:: TO BE DONE ::
Quote the airport passage below in its entirety, word for word.

>> Begin PASSAGE GIVEN

There are thirteen instrument approach procedures: six instrument landing system (ILS) approaches, six Global Positioning System approaches (GPS) and one non-directional beacon (NDB) approach. Runways with an ILS are 6L, 24R, 24L and 18; 6L has capabilities for a CAT II and III ILS procedure. GPS approaches are set up on each runway. Runway 6R is the only runway with an NDB approach.

The terminal has two concourses: Concourse A has 12 jet bridges, and Concourse B has 8.

Traffic
In 2018 the airport had an average of 141 aircraft operations per day totaling in 51,445 operations: 24% general aviation, 42% air taxi, 33% scheduled airline, and <1% military.

In 2012 the airport reported 102,700 departures and about 98,200 in 2013.

Ground transportation and rentals
Taxicab service is available at curbside. Liberty Cab, Dayton Checker Cab, All America Taxi, Dayton Express Company, Diamond Taxi, Petra Cab, Charter Vans Inc. and Skyair, Inc. all provide ground transportation throughout the Dayton metro area. There are also several rental car companies serving the airport. On August 11, 2013, the Greater Dayton Regional Transit Authority began offering public transportation service to and from downtown Dayton. With the exception of a few unsuccessful routes in the past, the airport was not served by local public transportation prior to this date, which made it the second busiest airport in the continental United States lacking public transportation options. As of February 2019, Route 43 serves the airport seven to eight times per day on weekdays, six times on Saturdays, and three times on Sundays.

>> End PASSAGE GIVEN
>> Begin DATA BLOCK

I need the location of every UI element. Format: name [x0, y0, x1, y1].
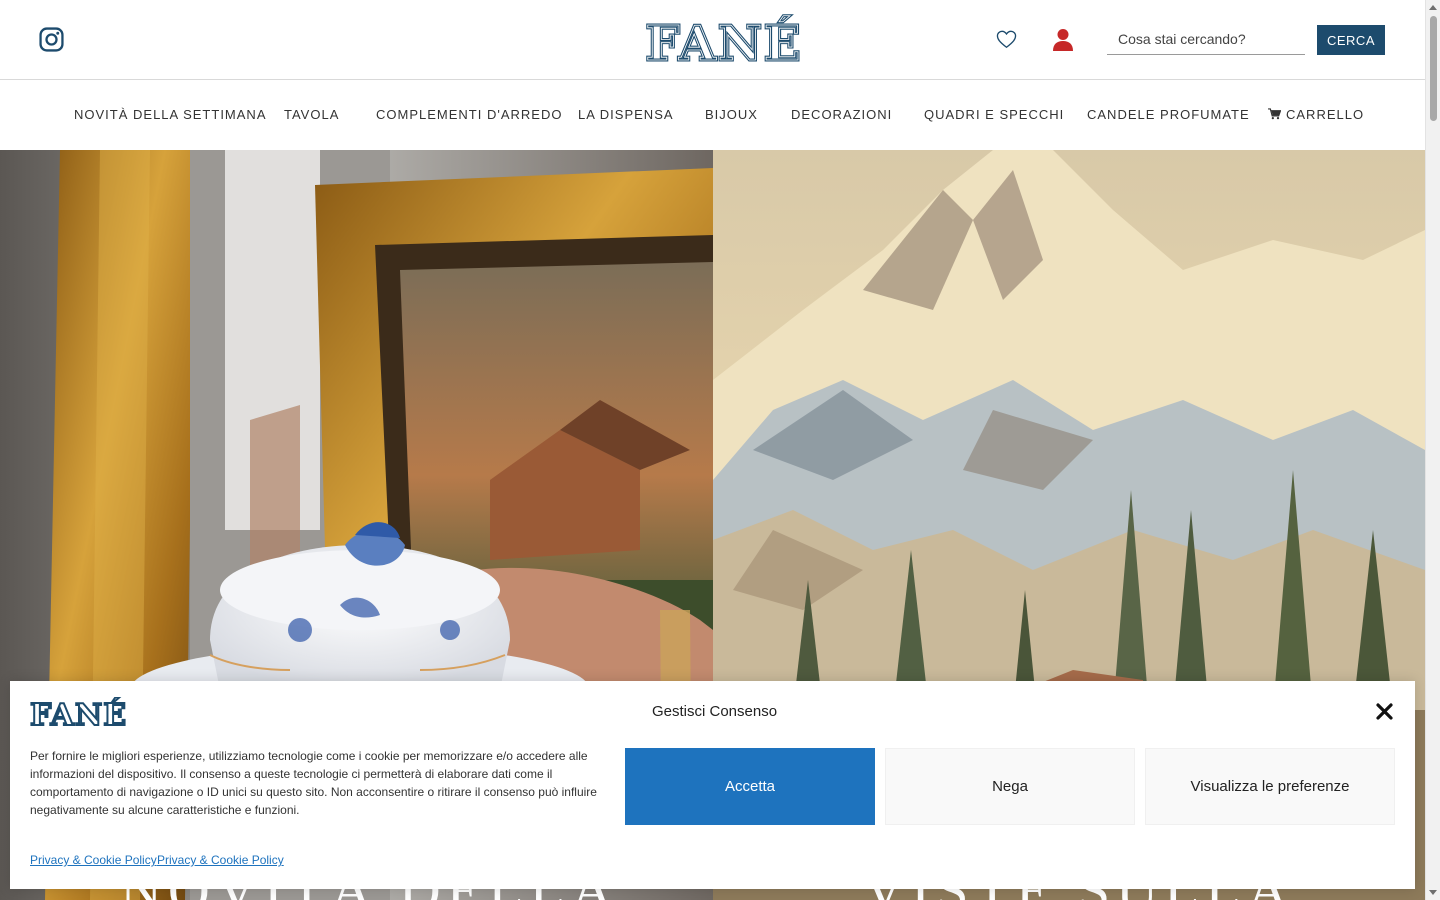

>> End DATA BLOCK

:: REPLY ::
There are thirteen instrument approach procedures: six instrument landing system (ILS) approaches, six Global Positioning System approaches (GPS) and one non-directional beacon (NDB) approach. Runways with an ILS are 6L, 24R, 24L and 18; 6L has capabilities for a CAT II and III ILS procedure. GPS approaches are set up on each runway. Runway 6R is the only runway with an NDB approach.

The terminal has two concourses: Concourse A has 12 jet bridges, and Concourse B has 8.

Traffic
In 2018 the airport had an average of 141 aircraft operations per day totaling in 51,445 operations: 24% general aviation, 42% air taxi, 33% scheduled airline, and <1% military.

In 2012 the airport reported 102,700 departures and about 98,200 in 2013.

Ground transportation and rentals
Taxicab service is available at curbside. Liberty Cab, Dayton Checker Cab, All America Taxi, Dayton Express Company, Diamond Taxi, Petra Cab, Charter Vans Inc. and Skyair, Inc. all provide ground transportation throughout the Dayton metro area. There are also several rental car companies serving the airport. On August 11, 2013, the Greater Dayton Regional Transit Authority began offering public transportation service to and from downtown Dayton. With the exception of a few unsuccessful routes in the past, the airport was not served by local public transportation prior to this date, which made it the second busiest airport in the continental United States lacking public transportation options. As of February 2019, Route 43 serves the airport seven to eight times per day on weekdays, six times on Saturdays, and three times on Sundays.